**EXERCISE**
The records below hold pictures; please leave those out and retype the rest exactly.

**DATASET ROWS**
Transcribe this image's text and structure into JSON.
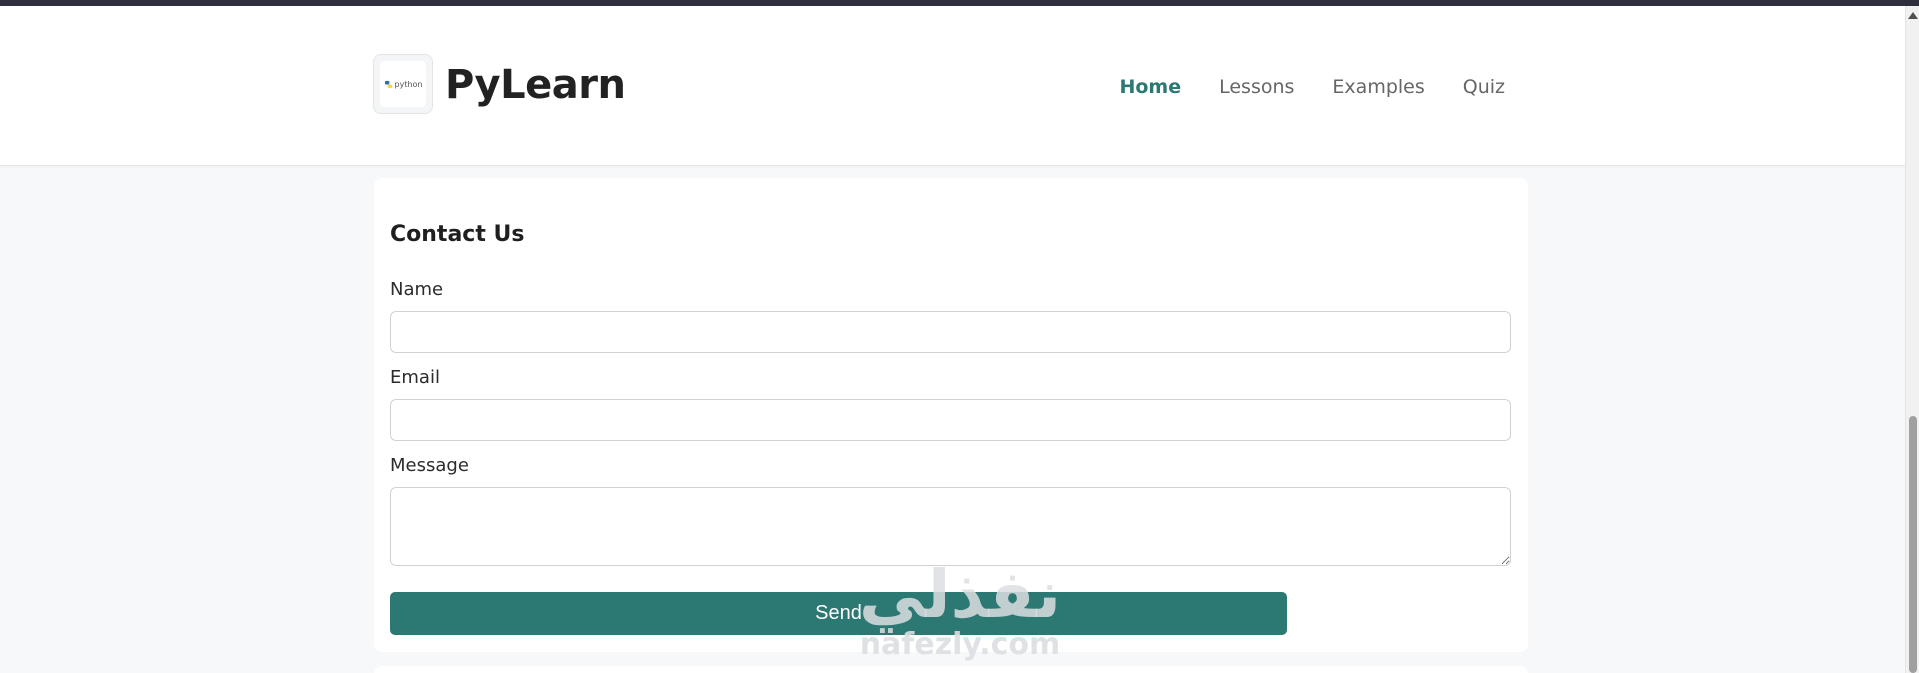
{
  "header": {
    "logo_text": "python",
    "brand": "PyLearn",
    "nav": [
      {
        "label": "Home",
        "active": true
      },
      {
        "label": "Lessons",
        "active": false
      },
      {
        "label": "Examples",
        "active": false
      },
      {
        "label": "Quiz",
        "active": false
      }
    ]
  },
  "contact": {
    "title": "Contact Us",
    "name_label": "Name",
    "name_value": "",
    "email_label": "Email",
    "email_value": "",
    "message_label": "Message",
    "message_value": "",
    "send_label": "Send"
  },
  "watermark": {
    "arabic": "نفذلي",
    "latin": "nafezly.com"
  },
  "colors": {
    "accent": "#2c7873",
    "background": "#f7f8fa",
    "card": "#ffffff"
  }
}
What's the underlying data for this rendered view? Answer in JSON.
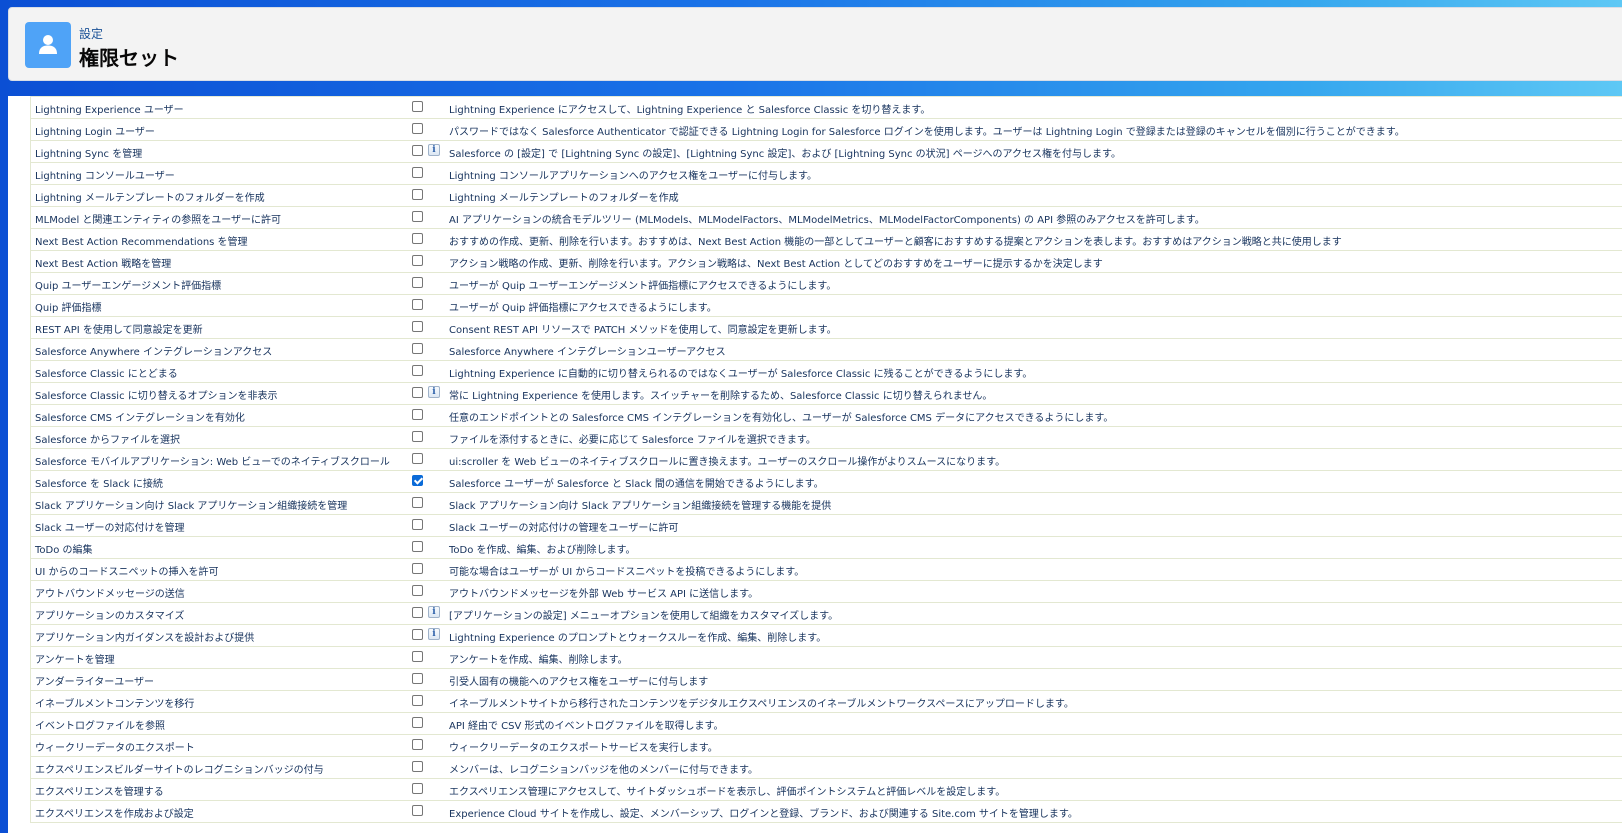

**SOLUTION TO THE PROBLEM**
Transcribe this image's text and structure into JSON.
{
  "header": {
    "logo_text": "python",
    "brand": "PyLearn",
    "nav": [
      {
        "label": "Home",
        "active": true
      },
      {
        "label": "Lessons",
        "active": false
      },
      {
        "label": "Examples",
        "active": false
      },
      {
        "label": "Quiz",
        "active": false
      }
    ]
  },
  "contact": {
    "title": "Contact Us",
    "name_label": "Name",
    "name_value": "",
    "email_label": "Email",
    "email_value": "",
    "message_label": "Message",
    "message_value": "",
    "send_label": "Send"
  },
  "watermark": {
    "arabic": "نفذلي",
    "latin": "nafezly.com"
  },
  "colors": {
    "accent": "#2c7873",
    "background": "#f7f8fa",
    "card": "#ffffff"
  }
}
What's the underlying data for this rendered view? Answer in JSON.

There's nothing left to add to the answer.